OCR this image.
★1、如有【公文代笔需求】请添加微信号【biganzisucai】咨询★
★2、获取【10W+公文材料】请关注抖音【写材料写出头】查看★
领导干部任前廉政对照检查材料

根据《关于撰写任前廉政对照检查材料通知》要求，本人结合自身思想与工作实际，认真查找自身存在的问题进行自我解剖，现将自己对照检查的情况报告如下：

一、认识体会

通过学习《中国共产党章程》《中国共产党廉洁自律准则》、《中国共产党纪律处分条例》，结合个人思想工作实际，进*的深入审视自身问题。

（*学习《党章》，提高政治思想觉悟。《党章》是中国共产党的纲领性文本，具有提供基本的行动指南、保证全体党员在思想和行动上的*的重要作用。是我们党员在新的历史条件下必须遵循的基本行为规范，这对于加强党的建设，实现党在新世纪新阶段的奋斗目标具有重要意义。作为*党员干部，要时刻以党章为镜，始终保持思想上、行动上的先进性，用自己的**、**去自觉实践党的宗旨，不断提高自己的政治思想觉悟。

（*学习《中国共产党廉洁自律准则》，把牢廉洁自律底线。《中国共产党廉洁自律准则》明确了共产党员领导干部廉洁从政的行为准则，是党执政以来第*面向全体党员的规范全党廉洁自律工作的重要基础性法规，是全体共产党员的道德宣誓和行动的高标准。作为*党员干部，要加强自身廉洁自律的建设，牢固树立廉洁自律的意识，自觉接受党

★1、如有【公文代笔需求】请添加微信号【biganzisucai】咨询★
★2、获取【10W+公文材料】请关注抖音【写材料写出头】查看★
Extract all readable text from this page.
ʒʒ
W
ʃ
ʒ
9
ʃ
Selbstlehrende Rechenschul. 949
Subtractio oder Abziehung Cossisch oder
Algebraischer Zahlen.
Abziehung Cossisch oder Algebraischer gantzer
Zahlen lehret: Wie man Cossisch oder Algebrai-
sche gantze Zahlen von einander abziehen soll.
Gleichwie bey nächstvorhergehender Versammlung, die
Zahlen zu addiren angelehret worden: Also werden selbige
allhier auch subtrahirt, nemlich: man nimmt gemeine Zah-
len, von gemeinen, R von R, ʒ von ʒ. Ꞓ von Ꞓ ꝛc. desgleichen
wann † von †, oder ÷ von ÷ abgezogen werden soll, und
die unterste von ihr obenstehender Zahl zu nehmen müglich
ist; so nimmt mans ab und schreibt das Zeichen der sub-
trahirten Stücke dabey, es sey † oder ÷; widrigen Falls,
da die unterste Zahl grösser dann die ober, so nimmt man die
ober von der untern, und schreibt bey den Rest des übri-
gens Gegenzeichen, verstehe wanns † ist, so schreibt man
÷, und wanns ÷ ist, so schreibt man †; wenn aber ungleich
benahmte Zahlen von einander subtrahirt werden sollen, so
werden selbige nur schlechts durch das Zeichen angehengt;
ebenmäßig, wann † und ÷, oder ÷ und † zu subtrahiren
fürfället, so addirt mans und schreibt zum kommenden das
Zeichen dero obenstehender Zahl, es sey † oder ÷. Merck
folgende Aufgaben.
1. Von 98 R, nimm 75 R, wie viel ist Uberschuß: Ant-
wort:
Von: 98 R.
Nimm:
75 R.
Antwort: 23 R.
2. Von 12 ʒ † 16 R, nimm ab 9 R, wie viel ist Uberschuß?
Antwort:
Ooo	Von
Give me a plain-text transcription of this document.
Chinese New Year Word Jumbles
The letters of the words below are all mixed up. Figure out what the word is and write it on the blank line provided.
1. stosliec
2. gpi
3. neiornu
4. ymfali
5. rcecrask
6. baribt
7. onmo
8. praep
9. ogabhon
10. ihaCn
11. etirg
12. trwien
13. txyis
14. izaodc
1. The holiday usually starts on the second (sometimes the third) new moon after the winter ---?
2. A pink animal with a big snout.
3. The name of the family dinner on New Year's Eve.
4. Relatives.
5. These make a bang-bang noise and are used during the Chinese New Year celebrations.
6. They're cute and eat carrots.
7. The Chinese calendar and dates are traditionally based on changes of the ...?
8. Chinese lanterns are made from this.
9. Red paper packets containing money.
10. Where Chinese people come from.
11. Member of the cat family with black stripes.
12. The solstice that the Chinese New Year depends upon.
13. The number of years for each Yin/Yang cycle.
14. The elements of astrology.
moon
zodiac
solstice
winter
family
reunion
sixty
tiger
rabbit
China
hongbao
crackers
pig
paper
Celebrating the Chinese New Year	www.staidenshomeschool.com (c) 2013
========================
GOAL OF THE EXERCISE: Reproduce every record above exactly as it appears.

WRITTEN ANSWER:
OCR this image.
★1、如有【公文代笔需求】请添加微信号【biganzisucai】咨询★
★2、获取【10W+公文材料】请关注抖音【写材料写出头】查看★
领导干部任前廉政对照检查材料

根据《关于撰写任前廉政对照检查材料通知》要求，本人结合自身思想与工作实际，认真查找自身存在的问题进行自我解剖，现将自己对照检查的情况报告如下：

一、认识体会

通过学习《中国共产党章程》《中国共产党廉洁自律准则》、《中国共产党纪律处分条例》，结合个人思想工作实际，进*的深入审视自身问题。

（*学习《党章》，提高政治思想觉悟。《党章》是中国共产党的纲领性文本，具有提供基本的行动指南、保证全体党员在思想和行动上的*的重要作用。是我们党员在新的历史条件下必须遵循的基本行为规范，这对于加强党的建设，实现党在新世纪新阶段的奋斗目标具有重要意义。作为*党员干部，要时刻以党章为镜，始终保持思想上、行动上的先进性，用自己的**、**去自觉实践党的宗旨，不断提高自己的政治思想觉悟。

（*学习《中国共产党廉洁自律准则》，把牢廉洁自律底线。《中国共产党廉洁自律准则》明确了共产党员领导干部廉洁从政的行为准则，是党执政以来第*面向全体党员的规范全党廉洁自律工作的重要基础性法规，是全体共产党员的道德宣誓和行动的高标准。作为*党员干部，要加强自身廉洁自律的建设，牢固树立廉洁自律的意识，自觉接受党

★1、如有【公文代笔需求】请添加微信号【biganzisucai】咨询★
★2、获取【10W+公文材料】请关注抖音【写材料写出头】查看★
Extract all readable text from this page.
ʒʒ
W
ʃ
ʒ
9
ʃ
Selbstlehrende Rechenschul. 949
Subtractio oder Abziehung Cossisch oder
Algebraischer Zahlen.
Abziehung Cossisch oder Algebraischer gantzer
Zahlen lehret: Wie man Cossisch oder Algebrai-
sche gantze Zahlen von einander abziehen soll.
Gleichwie bey nächstvorhergehender Versammlung, die
Zahlen zu addiren angelehret worden: Also werden selbige
allhier auch subtrahirt, nemlich: man nimmt gemeine Zah-
len, von gemeinen, R von R, ʒ von ʒ. Ꞓ von Ꞓ ꝛc. desgleichen
wann † von †, oder ÷ von ÷ abgezogen werden soll, und
die unterste von ihr obenstehender Zahl zu nehmen müglich
ist; so nimmt mans ab und schreibt das Zeichen der sub-
trahirten Stücke dabey, es sey † oder ÷; widrigen Falls,
da die unterste Zahl grösser dann die ober, so nimmt man die
ober von der untern, und schreibt bey den Rest des übri-
gens Gegenzeichen, verstehe wanns † ist, so schreibt man
÷, und wanns ÷ ist, so schreibt man †; wenn aber ungleich
benahmte Zahlen von einander subtrahirt werden sollen, so
werden selbige nur schlechts durch das Zeichen angehengt;
ebenmäßig, wann † und ÷, oder ÷ und † zu subtrahiren
fürfället, so addirt mans und schreibt zum kommenden das
Zeichen dero obenstehender Zahl, es sey † oder ÷. Merck
folgende Aufgaben.
1. Von 98 R, nimm 75 R, wie viel ist Uberschuß: Ant-
wort:
Von: 98 R.
Nimm:
75 R.
Antwort: 23 R.
2. Von 12 ʒ † 16 R, nimm ab 9 R, wie viel ist Uberschuß?
Antwort:
Ooo	Von
Give me a plain-text transcription of this document.
Chinese New Year Word Jumbles
The letters of the words below are all mixed up. Figure out what the word is and write it on the blank line provided.
1. stosliec
2. gpi
3. neiornu
4. ymfali
5. rcecrask
6. baribt
7. onmo
8. praep
9. ogabhon
10. ihaCn
11. etirg
12. trwien
13. txyis
14. izaodc
1. The holiday usually starts on the second (sometimes the third) new moon after the winter ---?
2. A pink animal with a big snout.
3. The name of the family dinner on New Year's Eve.
4. Relatives.
5. These make a bang-bang noise and are used during the Chinese New Year celebrations.
6. They're cute and eat carrots.
7. The Chinese calendar and dates are traditionally based on changes of the ...?
8. Chinese lanterns are made from this.
9. Red paper packets containing money.
10. Where Chinese people come from.
11. Member of the cat family with black stripes.
12. The solstice that the Chinese New Year depends upon.
13. The number of years for each Yin/Yang cycle.
14. The elements of astrology.
moon
zodiac
solstice
winter
family
reunion
sixty
tiger
rabbit
China
hongbao
crackers
pig
paper
Celebrating the Chinese New Year	www.staidenshomeschool.com (c) 2013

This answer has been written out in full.